**Records for the task**
________

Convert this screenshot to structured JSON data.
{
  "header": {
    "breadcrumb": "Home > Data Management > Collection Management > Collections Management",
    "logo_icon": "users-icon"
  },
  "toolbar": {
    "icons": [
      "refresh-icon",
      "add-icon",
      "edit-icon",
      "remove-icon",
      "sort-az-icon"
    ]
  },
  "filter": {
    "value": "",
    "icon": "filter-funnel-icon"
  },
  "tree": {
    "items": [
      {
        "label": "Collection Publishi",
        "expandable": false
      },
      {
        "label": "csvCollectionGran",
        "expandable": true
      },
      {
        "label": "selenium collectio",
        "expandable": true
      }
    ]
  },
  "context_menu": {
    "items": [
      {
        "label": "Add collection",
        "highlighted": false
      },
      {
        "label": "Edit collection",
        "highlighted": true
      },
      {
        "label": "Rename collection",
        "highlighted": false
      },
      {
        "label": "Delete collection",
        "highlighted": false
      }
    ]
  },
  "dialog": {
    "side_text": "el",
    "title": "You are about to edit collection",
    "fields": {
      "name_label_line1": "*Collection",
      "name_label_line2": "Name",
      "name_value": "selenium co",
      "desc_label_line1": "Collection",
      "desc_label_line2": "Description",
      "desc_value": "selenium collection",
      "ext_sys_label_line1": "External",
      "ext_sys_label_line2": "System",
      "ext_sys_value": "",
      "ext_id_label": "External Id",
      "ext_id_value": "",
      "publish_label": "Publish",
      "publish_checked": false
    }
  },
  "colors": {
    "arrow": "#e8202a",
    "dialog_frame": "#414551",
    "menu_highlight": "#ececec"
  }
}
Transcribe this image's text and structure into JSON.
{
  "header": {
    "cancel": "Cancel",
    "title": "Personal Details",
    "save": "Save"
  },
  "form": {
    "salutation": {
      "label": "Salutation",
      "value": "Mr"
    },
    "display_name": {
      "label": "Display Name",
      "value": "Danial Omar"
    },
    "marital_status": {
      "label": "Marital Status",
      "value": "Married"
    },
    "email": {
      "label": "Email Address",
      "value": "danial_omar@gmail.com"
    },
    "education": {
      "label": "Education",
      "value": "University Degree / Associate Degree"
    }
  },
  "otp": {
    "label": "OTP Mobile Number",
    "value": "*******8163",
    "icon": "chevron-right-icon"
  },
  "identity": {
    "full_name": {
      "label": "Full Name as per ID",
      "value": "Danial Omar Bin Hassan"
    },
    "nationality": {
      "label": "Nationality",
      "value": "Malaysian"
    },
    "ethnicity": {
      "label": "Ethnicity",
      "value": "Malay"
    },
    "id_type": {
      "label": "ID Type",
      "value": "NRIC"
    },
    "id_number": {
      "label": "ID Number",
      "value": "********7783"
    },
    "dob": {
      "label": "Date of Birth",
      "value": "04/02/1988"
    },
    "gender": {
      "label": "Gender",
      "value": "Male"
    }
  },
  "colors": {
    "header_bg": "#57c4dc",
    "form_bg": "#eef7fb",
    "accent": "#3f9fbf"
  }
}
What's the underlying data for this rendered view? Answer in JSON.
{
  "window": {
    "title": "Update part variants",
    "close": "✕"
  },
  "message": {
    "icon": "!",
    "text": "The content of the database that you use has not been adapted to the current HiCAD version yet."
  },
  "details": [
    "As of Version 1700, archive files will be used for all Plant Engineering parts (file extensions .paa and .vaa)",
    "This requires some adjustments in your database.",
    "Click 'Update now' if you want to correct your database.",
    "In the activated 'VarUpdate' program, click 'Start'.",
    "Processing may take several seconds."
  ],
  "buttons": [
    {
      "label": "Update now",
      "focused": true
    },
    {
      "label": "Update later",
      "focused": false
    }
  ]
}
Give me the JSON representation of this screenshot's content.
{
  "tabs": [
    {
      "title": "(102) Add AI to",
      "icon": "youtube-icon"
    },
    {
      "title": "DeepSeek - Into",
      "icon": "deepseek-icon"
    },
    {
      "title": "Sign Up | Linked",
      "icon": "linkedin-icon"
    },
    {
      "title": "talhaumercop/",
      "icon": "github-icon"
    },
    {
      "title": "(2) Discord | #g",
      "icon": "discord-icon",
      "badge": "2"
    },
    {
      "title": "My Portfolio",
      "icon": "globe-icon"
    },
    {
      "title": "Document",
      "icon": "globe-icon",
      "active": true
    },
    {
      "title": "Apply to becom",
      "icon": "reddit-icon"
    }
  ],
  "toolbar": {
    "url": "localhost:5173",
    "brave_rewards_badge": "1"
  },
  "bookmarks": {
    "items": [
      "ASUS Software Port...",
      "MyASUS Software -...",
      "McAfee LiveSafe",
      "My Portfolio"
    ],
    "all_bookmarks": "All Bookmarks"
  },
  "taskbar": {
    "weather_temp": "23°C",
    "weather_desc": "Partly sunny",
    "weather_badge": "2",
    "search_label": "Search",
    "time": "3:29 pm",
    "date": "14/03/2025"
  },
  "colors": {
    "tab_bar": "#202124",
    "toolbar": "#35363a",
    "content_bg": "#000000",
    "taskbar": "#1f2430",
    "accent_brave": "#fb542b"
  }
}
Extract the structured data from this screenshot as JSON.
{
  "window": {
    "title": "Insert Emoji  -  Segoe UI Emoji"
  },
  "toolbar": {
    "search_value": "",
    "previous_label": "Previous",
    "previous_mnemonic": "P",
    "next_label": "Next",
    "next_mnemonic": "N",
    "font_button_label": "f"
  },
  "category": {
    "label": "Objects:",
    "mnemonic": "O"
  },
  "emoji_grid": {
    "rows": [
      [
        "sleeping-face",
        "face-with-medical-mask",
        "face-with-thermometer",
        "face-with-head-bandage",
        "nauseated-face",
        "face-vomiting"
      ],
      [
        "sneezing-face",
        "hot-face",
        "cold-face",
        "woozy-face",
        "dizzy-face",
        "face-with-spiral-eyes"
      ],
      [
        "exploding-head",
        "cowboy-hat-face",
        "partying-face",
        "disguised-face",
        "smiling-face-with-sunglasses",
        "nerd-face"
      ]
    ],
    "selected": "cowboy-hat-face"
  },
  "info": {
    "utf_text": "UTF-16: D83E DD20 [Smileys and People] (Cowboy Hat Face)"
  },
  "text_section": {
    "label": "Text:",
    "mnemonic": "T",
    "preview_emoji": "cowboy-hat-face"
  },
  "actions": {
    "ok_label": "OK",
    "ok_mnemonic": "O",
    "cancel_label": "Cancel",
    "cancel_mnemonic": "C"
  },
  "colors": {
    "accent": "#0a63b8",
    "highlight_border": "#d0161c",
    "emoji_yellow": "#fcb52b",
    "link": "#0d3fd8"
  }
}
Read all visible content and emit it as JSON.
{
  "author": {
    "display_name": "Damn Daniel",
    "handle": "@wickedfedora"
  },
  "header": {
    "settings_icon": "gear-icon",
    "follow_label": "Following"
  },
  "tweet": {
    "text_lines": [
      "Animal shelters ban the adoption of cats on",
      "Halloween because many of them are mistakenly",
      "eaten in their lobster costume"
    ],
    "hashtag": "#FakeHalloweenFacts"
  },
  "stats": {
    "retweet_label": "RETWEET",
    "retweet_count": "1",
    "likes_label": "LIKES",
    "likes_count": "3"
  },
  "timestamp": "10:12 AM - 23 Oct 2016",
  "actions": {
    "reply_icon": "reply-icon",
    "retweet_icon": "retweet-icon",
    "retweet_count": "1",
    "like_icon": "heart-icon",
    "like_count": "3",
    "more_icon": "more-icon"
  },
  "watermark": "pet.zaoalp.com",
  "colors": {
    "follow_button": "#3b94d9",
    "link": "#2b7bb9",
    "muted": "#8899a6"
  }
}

________

**Set exercise**
Output the entries verbatim.

**Complete response**
Convert this screenshot to structured JSON data.
{
  "header": {
    "breadcrumb": "Home > Data Management > Collection Management > Collections Management",
    "logo_icon": "users-icon"
  },
  "toolbar": {
    "icons": [
      "refresh-icon",
      "add-icon",
      "edit-icon",
      "remove-icon",
      "sort-az-icon"
    ]
  },
  "filter": {
    "value": "",
    "icon": "filter-funnel-icon"
  },
  "tree": {
    "items": [
      {
        "label": "Collection Publishi",
        "expandable": false
      },
      {
        "label": "csvCollectionGran",
        "expandable": true
      },
      {
        "label": "selenium collectio",
        "expandable": true
      }
    ]
  },
  "context_menu": {
    "items": [
      {
        "label": "Add collection",
        "highlighted": false
      },
      {
        "label": "Edit collection",
        "highlighted": true
      },
      {
        "label": "Rename collection",
        "highlighted": false
      },
      {
        "label": "Delete collection",
        "highlighted": false
      }
    ]
  },
  "dialog": {
    "side_text": "el",
    "title": "You are about to edit collection",
    "fields": {
      "name_label_line1": "*Collection",
      "name_label_line2": "Name",
      "name_value": "selenium co",
      "desc_label_line1": "Collection",
      "desc_label_line2": "Description",
      "desc_value": "selenium collection",
      "ext_sys_label_line1": "External",
      "ext_sys_label_line2": "System",
      "ext_sys_value": "",
      "ext_id_label": "External Id",
      "ext_id_value": "",
      "publish_label": "Publish",
      "publish_checked": false
    }
  },
  "colors": {
    "arrow": "#e8202a",
    "dialog_frame": "#414551",
    "menu_highlight": "#ececec"
  }
}
Transcribe this image's text and structure into JSON.
{
  "header": {
    "cancel": "Cancel",
    "title": "Personal Details",
    "save": "Save"
  },
  "form": {
    "salutation": {
      "label": "Salutation",
      "value": "Mr"
    },
    "display_name": {
      "label": "Display Name",
      "value": "Danial Omar"
    },
    "marital_status": {
      "label": "Marital Status",
      "value": "Married"
    },
    "email": {
      "label": "Email Address",
      "value": "danial_omar@gmail.com"
    },
    "education": {
      "label": "Education",
      "value": "University Degree / Associate Degree"
    }
  },
  "otp": {
    "label": "OTP Mobile Number",
    "value": "*******8163",
    "icon": "chevron-right-icon"
  },
  "identity": {
    "full_name": {
      "label": "Full Name as per ID",
      "value": "Danial Omar Bin Hassan"
    },
    "nationality": {
      "label": "Nationality",
      "value": "Malaysian"
    },
    "ethnicity": {
      "label": "Ethnicity",
      "value": "Malay"
    },
    "id_type": {
      "label": "ID Type",
      "value": "NRIC"
    },
    "id_number": {
      "label": "ID Number",
      "value": "********7783"
    },
    "dob": {
      "label": "Date of Birth",
      "value": "04/02/1988"
    },
    "gender": {
      "label": "Gender",
      "value": "Male"
    }
  },
  "colors": {
    "header_bg": "#57c4dc",
    "form_bg": "#eef7fb",
    "accent": "#3f9fbf"
  }
}
What's the underlying data for this rendered view? Answer in JSON.
{
  "window": {
    "title": "Update part variants",
    "close": "✕"
  },
  "message": {
    "icon": "!",
    "text": "The content of the database that you use has not been adapted to the current HiCAD version yet."
  },
  "details": [
    "As of Version 1700, archive files will be used for all Plant Engineering parts (file extensions .paa and .vaa)",
    "This requires some adjustments in your database.",
    "Click 'Update now' if you want to correct your database.",
    "In the activated 'VarUpdate' program, click 'Start'.",
    "Processing may take several seconds."
  ],
  "buttons": [
    {
      "label": "Update now",
      "focused": true
    },
    {
      "label": "Update later",
      "focused": false
    }
  ]
}
Give me the JSON representation of this screenshot's content.
{
  "tabs": [
    {
      "title": "(102) Add AI to",
      "icon": "youtube-icon"
    },
    {
      "title": "DeepSeek - Into",
      "icon": "deepseek-icon"
    },
    {
      "title": "Sign Up | Linked",
      "icon": "linkedin-icon"
    },
    {
      "title": "talhaumercop/",
      "icon": "github-icon"
    },
    {
      "title": "(2) Discord | #g",
      "icon": "discord-icon",
      "badge": "2"
    },
    {
      "title": "My Portfolio",
      "icon": "globe-icon"
    },
    {
      "title": "Document",
      "icon": "globe-icon",
      "active": true
    },
    {
      "title": "Apply to becom",
      "icon": "reddit-icon"
    }
  ],
  "toolbar": {
    "url": "localhost:5173",
    "brave_rewards_badge": "1"
  },
  "bookmarks": {
    "items": [
      "ASUS Software Port...",
      "MyASUS Software -...",
      "McAfee LiveSafe",
      "My Portfolio"
    ],
    "all_bookmarks": "All Bookmarks"
  },
  "taskbar": {
    "weather_temp": "23°C",
    "weather_desc": "Partly sunny",
    "weather_badge": "2",
    "search_label": "Search",
    "time": "3:29 pm",
    "date": "14/03/2025"
  },
  "colors": {
    "tab_bar": "#202124",
    "toolbar": "#35363a",
    "content_bg": "#000000",
    "taskbar": "#1f2430",
    "accent_brave": "#fb542b"
  }
}
Extract the structured data from this screenshot as JSON.
{
  "window": {
    "title": "Insert Emoji  -  Segoe UI Emoji"
  },
  "toolbar": {
    "search_value": "",
    "previous_label": "Previous",
    "previous_mnemonic": "P",
    "next_label": "Next",
    "next_mnemonic": "N",
    "font_button_label": "f"
  },
  "category": {
    "label": "Objects:",
    "mnemonic": "O"
  },
  "emoji_grid": {
    "rows": [
      [
        "sleeping-face",
        "face-with-medical-mask",
        "face-with-thermometer",
        "face-with-head-bandage",
        "nauseated-face",
        "face-vomiting"
      ],
      [
        "sneezing-face",
        "hot-face",
        "cold-face",
        "woozy-face",
        "dizzy-face",
        "face-with-spiral-eyes"
      ],
      [
        "exploding-head",
        "cowboy-hat-face",
        "partying-face",
        "disguised-face",
        "smiling-face-with-sunglasses",
        "nerd-face"
      ]
    ],
    "selected": "cowboy-hat-face"
  },
  "info": {
    "utf_text": "UTF-16: D83E DD20 [Smileys and People] (Cowboy Hat Face)"
  },
  "text_section": {
    "label": "Text:",
    "mnemonic": "T",
    "preview_emoji": "cowboy-hat-face"
  },
  "actions": {
    "ok_label": "OK",
    "ok_mnemonic": "O",
    "cancel_label": "Cancel",
    "cancel_mnemonic": "C"
  },
  "colors": {
    "accent": "#0a63b8",
    "highlight_border": "#d0161c",
    "emoji_yellow": "#fcb52b",
    "link": "#0d3fd8"
  }
}
Read all visible content and emit it as JSON.
{
  "author": {
    "display_name": "Damn Daniel",
    "handle": "@wickedfedora"
  },
  "header": {
    "settings_icon": "gear-icon",
    "follow_label": "Following"
  },
  "tweet": {
    "text_lines": [
      "Animal shelters ban the adoption of cats on",
      "Halloween because many of them are mistakenly",
      "eaten in their lobster costume"
    ],
    "hashtag": "#FakeHalloweenFacts"
  },
  "stats": {
    "retweet_label": "RETWEET",
    "retweet_count": "1",
    "likes_label": "LIKES",
    "likes_count": "3"
  },
  "timestamp": "10:12 AM - 23 Oct 2016",
  "actions": {
    "reply_icon": "reply-icon",
    "retweet_icon": "retweet-icon",
    "retweet_count": "1",
    "like_icon": "heart-icon",
    "like_count": "3",
    "more_icon": "more-icon"
  },
  "watermark": "pet.zaoalp.com",
  "colors": {
    "follow_button": "#3b94d9",
    "link": "#2b7bb9",
    "muted": "#8899a6"
  }
}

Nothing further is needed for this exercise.